Data tied to figure images
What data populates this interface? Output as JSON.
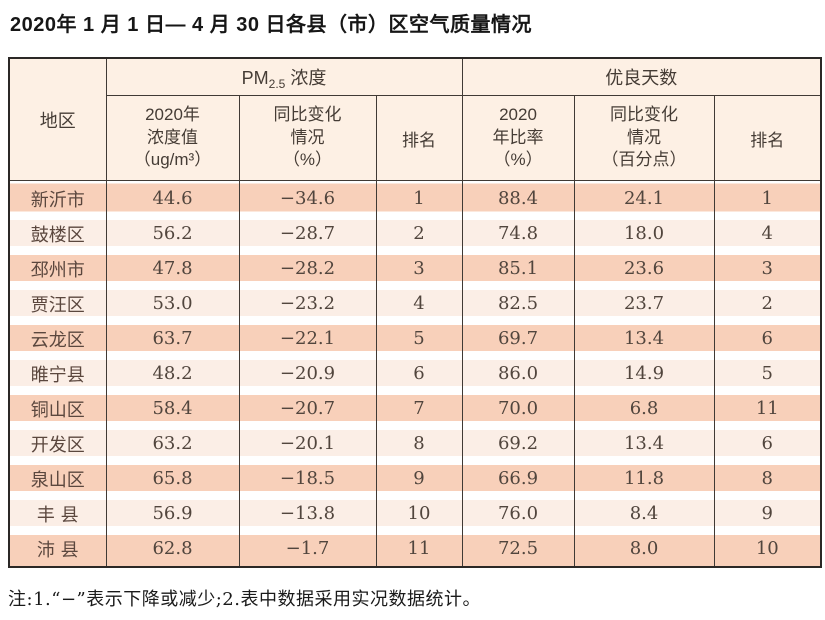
{
  "page_title": "2020年 1 月 1 日— 4 月 30 日各县（市）区空气质量情况",
  "footnote": "注:1.“−”表示下降或减少;2.表中数据采用实况数据统计。",
  "colors": {
    "stripe_dark": "#f8d0ba",
    "stripe_light": "#fbeee6",
    "header_bg": "#fdf0e4",
    "border_outer": "#2b2826",
    "border_inner": "#403a35",
    "text_data": "#51453d"
  },
  "table": {
    "region_header": "地区",
    "pm_group": {
      "prefix": "PM",
      "sub": "2.5",
      "suffix": " 浓度"
    },
    "good_group": "优良天数",
    "sub_headers": {
      "pm_value": "2020年\n浓度值\n（ug/m³）",
      "pm_change": "同比变化\n情况\n（%）",
      "pm_rank": "排名",
      "good_ratio": "2020\n年比率\n（%）",
      "good_change": "同比变化\n情况\n（百分点）",
      "good_rank": "排名"
    },
    "columns": [
      "region",
      "pm_value",
      "pm_change",
      "pm_rank",
      "good_ratio",
      "good_change",
      "good_rank"
    ],
    "rows": [
      {
        "region": "新沂市",
        "pm_value": "44.6",
        "pm_change": "−34.6",
        "pm_rank": "1",
        "good_ratio": "88.4",
        "good_change": "24.1",
        "good_rank": "1"
      },
      {
        "region": "鼓楼区",
        "pm_value": "56.2",
        "pm_change": "−28.7",
        "pm_rank": "2",
        "good_ratio": "74.8",
        "good_change": "18.0",
        "good_rank": "4"
      },
      {
        "region": "邳州市",
        "pm_value": "47.8",
        "pm_change": "−28.2",
        "pm_rank": "3",
        "good_ratio": "85.1",
        "good_change": "23.6",
        "good_rank": "3"
      },
      {
        "region": "贾汪区",
        "pm_value": "53.0",
        "pm_change": "−23.2",
        "pm_rank": "4",
        "good_ratio": "82.5",
        "good_change": "23.7",
        "good_rank": "2"
      },
      {
        "region": "云龙区",
        "pm_value": "63.7",
        "pm_change": "−22.1",
        "pm_rank": "5",
        "good_ratio": "69.7",
        "good_change": "13.4",
        "good_rank": "6"
      },
      {
        "region": "睢宁县",
        "pm_value": "48.2",
        "pm_change": "−20.9",
        "pm_rank": "6",
        "good_ratio": "86.0",
        "good_change": "14.9",
        "good_rank": "5"
      },
      {
        "region": "铜山区",
        "pm_value": "58.4",
        "pm_change": "−20.7",
        "pm_rank": "7",
        "good_ratio": "70.0",
        "good_change": "6.8",
        "good_rank": "11"
      },
      {
        "region": "开发区",
        "pm_value": "63.2",
        "pm_change": "−20.1",
        "pm_rank": "8",
        "good_ratio": "69.2",
        "good_change": "13.4",
        "good_rank": "6"
      },
      {
        "region": "泉山区",
        "pm_value": "65.8",
        "pm_change": "−18.5",
        "pm_rank": "9",
        "good_ratio": "66.9",
        "good_change": "11.8",
        "good_rank": "8"
      },
      {
        "region": "丰 县",
        "pm_value": "56.9",
        "pm_change": "−13.8",
        "pm_rank": "10",
        "good_ratio": "76.0",
        "good_change": "8.4",
        "good_rank": "9"
      },
      {
        "region": "沛 县",
        "pm_value": "62.8",
        "pm_change": "−1.7",
        "pm_rank": "11",
        "good_ratio": "72.5",
        "good_change": "8.0",
        "good_rank": "10"
      }
    ]
  }
}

_TASK TO COMPLETE_: Write out the entries above word for word. Do not include the pictures.

_THE REPLY_:
What data populates this interface? Output as JSON.
{
  "page_title": "2020年 1 月 1 日— 4 月 30 日各县（市）区空气质量情况",
  "footnote": "注:1.“−”表示下降或减少;2.表中数据采用实况数据统计。",
  "colors": {
    "stripe_dark": "#f8d0ba",
    "stripe_light": "#fbeee6",
    "header_bg": "#fdf0e4",
    "border_outer": "#2b2826",
    "border_inner": "#403a35",
    "text_data": "#51453d"
  },
  "table": {
    "region_header": "地区",
    "pm_group": {
      "prefix": "PM",
      "sub": "2.5",
      "suffix": " 浓度"
    },
    "good_group": "优良天数",
    "sub_headers": {
      "pm_value": "2020年\n浓度值\n（ug/m³）",
      "pm_change": "同比变化\n情况\n（%）",
      "pm_rank": "排名",
      "good_ratio": "2020\n年比率\n（%）",
      "good_change": "同比变化\n情况\n（百分点）",
      "good_rank": "排名"
    },
    "columns": [
      "region",
      "pm_value",
      "pm_change",
      "pm_rank",
      "good_ratio",
      "good_change",
      "good_rank"
    ],
    "rows": [
      {
        "region": "新沂市",
        "pm_value": "44.6",
        "pm_change": "−34.6",
        "pm_rank": "1",
        "good_ratio": "88.4",
        "good_change": "24.1",
        "good_rank": "1"
      },
      {
        "region": "鼓楼区",
        "pm_value": "56.2",
        "pm_change": "−28.7",
        "pm_rank": "2",
        "good_ratio": "74.8",
        "good_change": "18.0",
        "good_rank": "4"
      },
      {
        "region": "邳州市",
        "pm_value": "47.8",
        "pm_change": "−28.2",
        "pm_rank": "3",
        "good_ratio": "85.1",
        "good_change": "23.6",
        "good_rank": "3"
      },
      {
        "region": "贾汪区",
        "pm_value": "53.0",
        "pm_change": "−23.2",
        "pm_rank": "4",
        "good_ratio": "82.5",
        "good_change": "23.7",
        "good_rank": "2"
      },
      {
        "region": "云龙区",
        "pm_value": "63.7",
        "pm_change": "−22.1",
        "pm_rank": "5",
        "good_ratio": "69.7",
        "good_change": "13.4",
        "good_rank": "6"
      },
      {
        "region": "睢宁县",
        "pm_value": "48.2",
        "pm_change": "−20.9",
        "pm_rank": "6",
        "good_ratio": "86.0",
        "good_change": "14.9",
        "good_rank": "5"
      },
      {
        "region": "铜山区",
        "pm_value": "58.4",
        "pm_change": "−20.7",
        "pm_rank": "7",
        "good_ratio": "70.0",
        "good_change": "6.8",
        "good_rank": "11"
      },
      {
        "region": "开发区",
        "pm_value": "63.2",
        "pm_change": "−20.1",
        "pm_rank": "8",
        "good_ratio": "69.2",
        "good_change": "13.4",
        "good_rank": "6"
      },
      {
        "region": "泉山区",
        "pm_value": "65.8",
        "pm_change": "−18.5",
        "pm_rank": "9",
        "good_ratio": "66.9",
        "good_change": "11.8",
        "good_rank": "8"
      },
      {
        "region": "丰 县",
        "pm_value": "56.9",
        "pm_change": "−13.8",
        "pm_rank": "10",
        "good_ratio": "76.0",
        "good_change": "8.4",
        "good_rank": "9"
      },
      {
        "region": "沛 县",
        "pm_value": "62.8",
        "pm_change": "−1.7",
        "pm_rank": "11",
        "good_ratio": "72.5",
        "good_change": "8.0",
        "good_rank": "10"
      }
    ]
  }
}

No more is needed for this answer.